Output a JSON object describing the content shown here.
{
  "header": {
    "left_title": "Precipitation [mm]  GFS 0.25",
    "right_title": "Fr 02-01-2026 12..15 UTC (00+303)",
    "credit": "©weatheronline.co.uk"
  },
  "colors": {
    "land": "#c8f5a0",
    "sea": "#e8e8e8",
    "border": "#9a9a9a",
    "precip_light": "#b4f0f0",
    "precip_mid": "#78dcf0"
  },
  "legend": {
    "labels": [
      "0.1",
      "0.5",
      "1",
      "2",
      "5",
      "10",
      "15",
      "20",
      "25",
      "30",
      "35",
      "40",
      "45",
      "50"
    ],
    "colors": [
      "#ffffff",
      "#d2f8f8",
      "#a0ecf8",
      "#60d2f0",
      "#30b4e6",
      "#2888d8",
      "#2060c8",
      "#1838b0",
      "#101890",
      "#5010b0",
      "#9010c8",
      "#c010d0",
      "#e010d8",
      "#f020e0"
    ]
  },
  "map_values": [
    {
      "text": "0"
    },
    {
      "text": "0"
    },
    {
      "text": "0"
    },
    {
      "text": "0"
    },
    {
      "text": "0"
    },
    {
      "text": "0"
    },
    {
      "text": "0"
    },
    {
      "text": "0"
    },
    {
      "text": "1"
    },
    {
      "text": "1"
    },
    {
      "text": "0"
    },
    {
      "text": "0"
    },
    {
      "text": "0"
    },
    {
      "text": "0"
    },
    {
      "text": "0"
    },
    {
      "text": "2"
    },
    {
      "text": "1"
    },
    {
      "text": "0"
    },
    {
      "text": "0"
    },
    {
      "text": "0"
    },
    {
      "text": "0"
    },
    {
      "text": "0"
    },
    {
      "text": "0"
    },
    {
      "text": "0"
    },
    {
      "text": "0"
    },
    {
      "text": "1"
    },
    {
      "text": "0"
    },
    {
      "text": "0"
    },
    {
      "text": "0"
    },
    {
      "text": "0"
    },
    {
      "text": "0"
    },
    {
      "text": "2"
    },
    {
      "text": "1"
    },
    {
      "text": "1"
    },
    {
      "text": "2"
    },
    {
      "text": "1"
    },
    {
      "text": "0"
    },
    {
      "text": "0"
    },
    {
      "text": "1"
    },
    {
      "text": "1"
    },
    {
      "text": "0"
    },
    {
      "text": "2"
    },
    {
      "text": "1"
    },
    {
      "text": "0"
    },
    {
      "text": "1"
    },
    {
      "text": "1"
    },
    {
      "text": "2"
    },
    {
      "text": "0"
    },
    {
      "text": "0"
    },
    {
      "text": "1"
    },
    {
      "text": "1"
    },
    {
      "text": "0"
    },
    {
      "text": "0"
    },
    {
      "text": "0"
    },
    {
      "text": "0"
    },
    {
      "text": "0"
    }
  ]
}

**Short task**: Go through the records and print each one exactly.

**Answer for this exercise**:
Output a JSON object describing the content shown here.
{
  "header": {
    "left_title": "Precipitation [mm]  GFS 0.25",
    "right_title": "Fr 02-01-2026 12..15 UTC (00+303)",
    "credit": "©weatheronline.co.uk"
  },
  "colors": {
    "land": "#c8f5a0",
    "sea": "#e8e8e8",
    "border": "#9a9a9a",
    "precip_light": "#b4f0f0",
    "precip_mid": "#78dcf0"
  },
  "legend": {
    "labels": [
      "0.1",
      "0.5",
      "1",
      "2",
      "5",
      "10",
      "15",
      "20",
      "25",
      "30",
      "35",
      "40",
      "45",
      "50"
    ],
    "colors": [
      "#ffffff",
      "#d2f8f8",
      "#a0ecf8",
      "#60d2f0",
      "#30b4e6",
      "#2888d8",
      "#2060c8",
      "#1838b0",
      "#101890",
      "#5010b0",
      "#9010c8",
      "#c010d0",
      "#e010d8",
      "#f020e0"
    ]
  },
  "map_values": [
    {
      "text": "0"
    },
    {
      "text": "0"
    },
    {
      "text": "0"
    },
    {
      "text": "0"
    },
    {
      "text": "0"
    },
    {
      "text": "0"
    },
    {
      "text": "0"
    },
    {
      "text": "0"
    },
    {
      "text": "1"
    },
    {
      "text": "1"
    },
    {
      "text": "0"
    },
    {
      "text": "0"
    },
    {
      "text": "0"
    },
    {
      "text": "0"
    },
    {
      "text": "0"
    },
    {
      "text": "2"
    },
    {
      "text": "1"
    },
    {
      "text": "0"
    },
    {
      "text": "0"
    },
    {
      "text": "0"
    },
    {
      "text": "0"
    },
    {
      "text": "0"
    },
    {
      "text": "0"
    },
    {
      "text": "0"
    },
    {
      "text": "0"
    },
    {
      "text": "1"
    },
    {
      "text": "0"
    },
    {
      "text": "0"
    },
    {
      "text": "0"
    },
    {
      "text": "0"
    },
    {
      "text": "0"
    },
    {
      "text": "2"
    },
    {
      "text": "1"
    },
    {
      "text": "1"
    },
    {
      "text": "2"
    },
    {
      "text": "1"
    },
    {
      "text": "0"
    },
    {
      "text": "0"
    },
    {
      "text": "1"
    },
    {
      "text": "1"
    },
    {
      "text": "0"
    },
    {
      "text": "2"
    },
    {
      "text": "1"
    },
    {
      "text": "0"
    },
    {
      "text": "1"
    },
    {
      "text": "1"
    },
    {
      "text": "2"
    },
    {
      "text": "0"
    },
    {
      "text": "0"
    },
    {
      "text": "1"
    },
    {
      "text": "1"
    },
    {
      "text": "0"
    },
    {
      "text": "0"
    },
    {
      "text": "0"
    },
    {
      "text": "0"
    },
    {
      "text": "0"
    }
  ]
}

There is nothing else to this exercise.